***** SOURCE MATERIAL *****

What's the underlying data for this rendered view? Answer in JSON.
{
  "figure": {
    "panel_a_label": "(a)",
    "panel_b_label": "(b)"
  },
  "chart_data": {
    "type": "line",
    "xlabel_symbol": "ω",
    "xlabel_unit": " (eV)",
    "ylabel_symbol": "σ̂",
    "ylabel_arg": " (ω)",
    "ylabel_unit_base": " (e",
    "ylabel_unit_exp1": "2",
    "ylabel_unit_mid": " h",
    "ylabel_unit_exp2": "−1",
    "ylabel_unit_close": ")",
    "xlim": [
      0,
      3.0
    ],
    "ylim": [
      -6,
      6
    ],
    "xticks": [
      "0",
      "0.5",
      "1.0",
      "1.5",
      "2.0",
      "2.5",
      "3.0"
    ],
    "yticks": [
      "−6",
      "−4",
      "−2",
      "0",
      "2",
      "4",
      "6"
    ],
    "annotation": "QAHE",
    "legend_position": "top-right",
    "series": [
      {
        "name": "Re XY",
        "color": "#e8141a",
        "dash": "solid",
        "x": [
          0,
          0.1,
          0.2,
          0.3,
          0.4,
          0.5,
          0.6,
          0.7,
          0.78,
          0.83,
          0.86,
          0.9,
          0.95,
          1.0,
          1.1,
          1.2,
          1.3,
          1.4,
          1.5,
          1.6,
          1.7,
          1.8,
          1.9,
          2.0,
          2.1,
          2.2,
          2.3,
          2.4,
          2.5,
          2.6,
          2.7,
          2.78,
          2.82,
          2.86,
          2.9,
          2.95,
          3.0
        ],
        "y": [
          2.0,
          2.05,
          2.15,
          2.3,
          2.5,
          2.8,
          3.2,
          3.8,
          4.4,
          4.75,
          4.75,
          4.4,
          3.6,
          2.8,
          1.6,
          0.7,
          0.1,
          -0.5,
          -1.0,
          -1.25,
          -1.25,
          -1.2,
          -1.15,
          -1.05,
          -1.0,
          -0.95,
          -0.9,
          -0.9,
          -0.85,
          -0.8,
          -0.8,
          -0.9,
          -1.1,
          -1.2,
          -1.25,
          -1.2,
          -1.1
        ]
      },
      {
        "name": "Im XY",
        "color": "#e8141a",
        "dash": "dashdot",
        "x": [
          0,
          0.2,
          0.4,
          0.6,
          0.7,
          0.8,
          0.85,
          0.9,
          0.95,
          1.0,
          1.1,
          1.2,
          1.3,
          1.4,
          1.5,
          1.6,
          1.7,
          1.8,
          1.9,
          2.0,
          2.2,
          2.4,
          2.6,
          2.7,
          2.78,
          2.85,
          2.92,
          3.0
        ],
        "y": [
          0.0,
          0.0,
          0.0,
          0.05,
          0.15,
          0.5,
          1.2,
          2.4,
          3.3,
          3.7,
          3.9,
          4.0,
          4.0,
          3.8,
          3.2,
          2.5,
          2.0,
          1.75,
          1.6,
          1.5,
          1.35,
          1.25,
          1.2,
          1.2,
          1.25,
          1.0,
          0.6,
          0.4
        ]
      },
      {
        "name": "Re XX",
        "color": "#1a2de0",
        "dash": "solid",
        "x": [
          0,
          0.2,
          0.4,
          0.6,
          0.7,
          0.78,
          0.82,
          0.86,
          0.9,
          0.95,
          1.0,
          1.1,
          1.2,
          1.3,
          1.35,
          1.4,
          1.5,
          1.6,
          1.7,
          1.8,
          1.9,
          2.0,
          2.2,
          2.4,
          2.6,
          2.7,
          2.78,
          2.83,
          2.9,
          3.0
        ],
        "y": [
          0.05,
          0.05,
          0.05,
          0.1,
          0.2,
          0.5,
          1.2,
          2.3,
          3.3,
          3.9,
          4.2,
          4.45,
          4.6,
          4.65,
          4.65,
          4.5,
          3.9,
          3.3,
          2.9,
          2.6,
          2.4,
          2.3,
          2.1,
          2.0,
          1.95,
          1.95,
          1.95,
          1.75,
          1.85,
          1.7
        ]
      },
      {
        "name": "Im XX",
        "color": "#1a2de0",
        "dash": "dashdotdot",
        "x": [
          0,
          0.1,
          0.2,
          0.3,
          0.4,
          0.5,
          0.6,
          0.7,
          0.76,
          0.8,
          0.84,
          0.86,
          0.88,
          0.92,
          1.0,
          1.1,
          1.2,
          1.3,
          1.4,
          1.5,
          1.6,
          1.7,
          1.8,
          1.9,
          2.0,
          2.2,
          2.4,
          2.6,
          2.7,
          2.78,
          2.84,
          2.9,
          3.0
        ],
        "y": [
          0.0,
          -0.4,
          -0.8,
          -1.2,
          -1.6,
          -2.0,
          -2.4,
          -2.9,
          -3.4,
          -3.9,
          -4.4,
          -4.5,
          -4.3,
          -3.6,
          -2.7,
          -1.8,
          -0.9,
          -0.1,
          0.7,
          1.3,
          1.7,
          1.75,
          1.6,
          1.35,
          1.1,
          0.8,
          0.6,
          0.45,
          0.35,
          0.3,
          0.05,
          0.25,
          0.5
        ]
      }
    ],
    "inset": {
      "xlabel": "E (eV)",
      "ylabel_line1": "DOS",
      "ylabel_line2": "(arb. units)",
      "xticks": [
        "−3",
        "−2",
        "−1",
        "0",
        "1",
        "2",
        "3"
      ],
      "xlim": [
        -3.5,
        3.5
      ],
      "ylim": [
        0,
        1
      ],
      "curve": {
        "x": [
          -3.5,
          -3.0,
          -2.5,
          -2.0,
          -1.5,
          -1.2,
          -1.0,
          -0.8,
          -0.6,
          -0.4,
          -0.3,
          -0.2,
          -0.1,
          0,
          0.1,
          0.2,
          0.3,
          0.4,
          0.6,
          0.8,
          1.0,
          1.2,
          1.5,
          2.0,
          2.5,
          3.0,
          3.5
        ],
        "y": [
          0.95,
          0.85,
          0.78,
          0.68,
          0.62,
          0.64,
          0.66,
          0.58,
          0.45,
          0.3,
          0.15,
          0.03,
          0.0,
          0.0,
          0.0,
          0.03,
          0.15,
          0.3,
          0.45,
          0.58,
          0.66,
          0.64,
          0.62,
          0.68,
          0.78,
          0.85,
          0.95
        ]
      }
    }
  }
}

*****

◆ THE TASK ◆
Repeat every entry exactly, please.

◆ OUTPUT FOR THIS EXERCISE ◆
What's the underlying data for this rendered view? Answer in JSON.
{
  "figure": {
    "panel_a_label": "(a)",
    "panel_b_label": "(b)"
  },
  "chart_data": {
    "type": "line",
    "xlabel_symbol": "ω",
    "xlabel_unit": " (eV)",
    "ylabel_symbol": "σ̂",
    "ylabel_arg": " (ω)",
    "ylabel_unit_base": " (e",
    "ylabel_unit_exp1": "2",
    "ylabel_unit_mid": " h",
    "ylabel_unit_exp2": "−1",
    "ylabel_unit_close": ")",
    "xlim": [
      0,
      3.0
    ],
    "ylim": [
      -6,
      6
    ],
    "xticks": [
      "0",
      "0.5",
      "1.0",
      "1.5",
      "2.0",
      "2.5",
      "3.0"
    ],
    "yticks": [
      "−6",
      "−4",
      "−2",
      "0",
      "2",
      "4",
      "6"
    ],
    "annotation": "QAHE",
    "legend_position": "top-right",
    "series": [
      {
        "name": "Re XY",
        "color": "#e8141a",
        "dash": "solid",
        "x": [
          0,
          0.1,
          0.2,
          0.3,
          0.4,
          0.5,
          0.6,
          0.7,
          0.78,
          0.83,
          0.86,
          0.9,
          0.95,
          1.0,
          1.1,
          1.2,
          1.3,
          1.4,
          1.5,
          1.6,
          1.7,
          1.8,
          1.9,
          2.0,
          2.1,
          2.2,
          2.3,
          2.4,
          2.5,
          2.6,
          2.7,
          2.78,
          2.82,
          2.86,
          2.9,
          2.95,
          3.0
        ],
        "y": [
          2.0,
          2.05,
          2.15,
          2.3,
          2.5,
          2.8,
          3.2,
          3.8,
          4.4,
          4.75,
          4.75,
          4.4,
          3.6,
          2.8,
          1.6,
          0.7,
          0.1,
          -0.5,
          -1.0,
          -1.25,
          -1.25,
          -1.2,
          -1.15,
          -1.05,
          -1.0,
          -0.95,
          -0.9,
          -0.9,
          -0.85,
          -0.8,
          -0.8,
          -0.9,
          -1.1,
          -1.2,
          -1.25,
          -1.2,
          -1.1
        ]
      },
      {
        "name": "Im XY",
        "color": "#e8141a",
        "dash": "dashdot",
        "x": [
          0,
          0.2,
          0.4,
          0.6,
          0.7,
          0.8,
          0.85,
          0.9,
          0.95,
          1.0,
          1.1,
          1.2,
          1.3,
          1.4,
          1.5,
          1.6,
          1.7,
          1.8,
          1.9,
          2.0,
          2.2,
          2.4,
          2.6,
          2.7,
          2.78,
          2.85,
          2.92,
          3.0
        ],
        "y": [
          0.0,
          0.0,
          0.0,
          0.05,
          0.15,
          0.5,
          1.2,
          2.4,
          3.3,
          3.7,
          3.9,
          4.0,
          4.0,
          3.8,
          3.2,
          2.5,
          2.0,
          1.75,
          1.6,
          1.5,
          1.35,
          1.25,
          1.2,
          1.2,
          1.25,
          1.0,
          0.6,
          0.4
        ]
      },
      {
        "name": "Re XX",
        "color": "#1a2de0",
        "dash": "solid",
        "x": [
          0,
          0.2,
          0.4,
          0.6,
          0.7,
          0.78,
          0.82,
          0.86,
          0.9,
          0.95,
          1.0,
          1.1,
          1.2,
          1.3,
          1.35,
          1.4,
          1.5,
          1.6,
          1.7,
          1.8,
          1.9,
          2.0,
          2.2,
          2.4,
          2.6,
          2.7,
          2.78,
          2.83,
          2.9,
          3.0
        ],
        "y": [
          0.05,
          0.05,
          0.05,
          0.1,
          0.2,
          0.5,
          1.2,
          2.3,
          3.3,
          3.9,
          4.2,
          4.45,
          4.6,
          4.65,
          4.65,
          4.5,
          3.9,
          3.3,
          2.9,
          2.6,
          2.4,
          2.3,
          2.1,
          2.0,
          1.95,
          1.95,
          1.95,
          1.75,
          1.85,
          1.7
        ]
      },
      {
        "name": "Im XX",
        "color": "#1a2de0",
        "dash": "dashdotdot",
        "x": [
          0,
          0.1,
          0.2,
          0.3,
          0.4,
          0.5,
          0.6,
          0.7,
          0.76,
          0.8,
          0.84,
          0.86,
          0.88,
          0.92,
          1.0,
          1.1,
          1.2,
          1.3,
          1.4,
          1.5,
          1.6,
          1.7,
          1.8,
          1.9,
          2.0,
          2.2,
          2.4,
          2.6,
          2.7,
          2.78,
          2.84,
          2.9,
          3.0
        ],
        "y": [
          0.0,
          -0.4,
          -0.8,
          -1.2,
          -1.6,
          -2.0,
          -2.4,
          -2.9,
          -3.4,
          -3.9,
          -4.4,
          -4.5,
          -4.3,
          -3.6,
          -2.7,
          -1.8,
          -0.9,
          -0.1,
          0.7,
          1.3,
          1.7,
          1.75,
          1.6,
          1.35,
          1.1,
          0.8,
          0.6,
          0.45,
          0.35,
          0.3,
          0.05,
          0.25,
          0.5
        ]
      }
    ],
    "inset": {
      "xlabel": "E (eV)",
      "ylabel_line1": "DOS",
      "ylabel_line2": "(arb. units)",
      "xticks": [
        "−3",
        "−2",
        "−1",
        "0",
        "1",
        "2",
        "3"
      ],
      "xlim": [
        -3.5,
        3.5
      ],
      "ylim": [
        0,
        1
      ],
      "curve": {
        "x": [
          -3.5,
          -3.0,
          -2.5,
          -2.0,
          -1.5,
          -1.2,
          -1.0,
          -0.8,
          -0.6,
          -0.4,
          -0.3,
          -0.2,
          -0.1,
          0,
          0.1,
          0.2,
          0.3,
          0.4,
          0.6,
          0.8,
          1.0,
          1.2,
          1.5,
          2.0,
          2.5,
          3.0,
          3.5
        ],
        "y": [
          0.95,
          0.85,
          0.78,
          0.68,
          0.62,
          0.64,
          0.66,
          0.58,
          0.45,
          0.3,
          0.15,
          0.03,
          0.0,
          0.0,
          0.0,
          0.03,
          0.15,
          0.3,
          0.45,
          0.58,
          0.66,
          0.64,
          0.62,
          0.68,
          0.78,
          0.85,
          0.95
        ]
      }
    }
  }
}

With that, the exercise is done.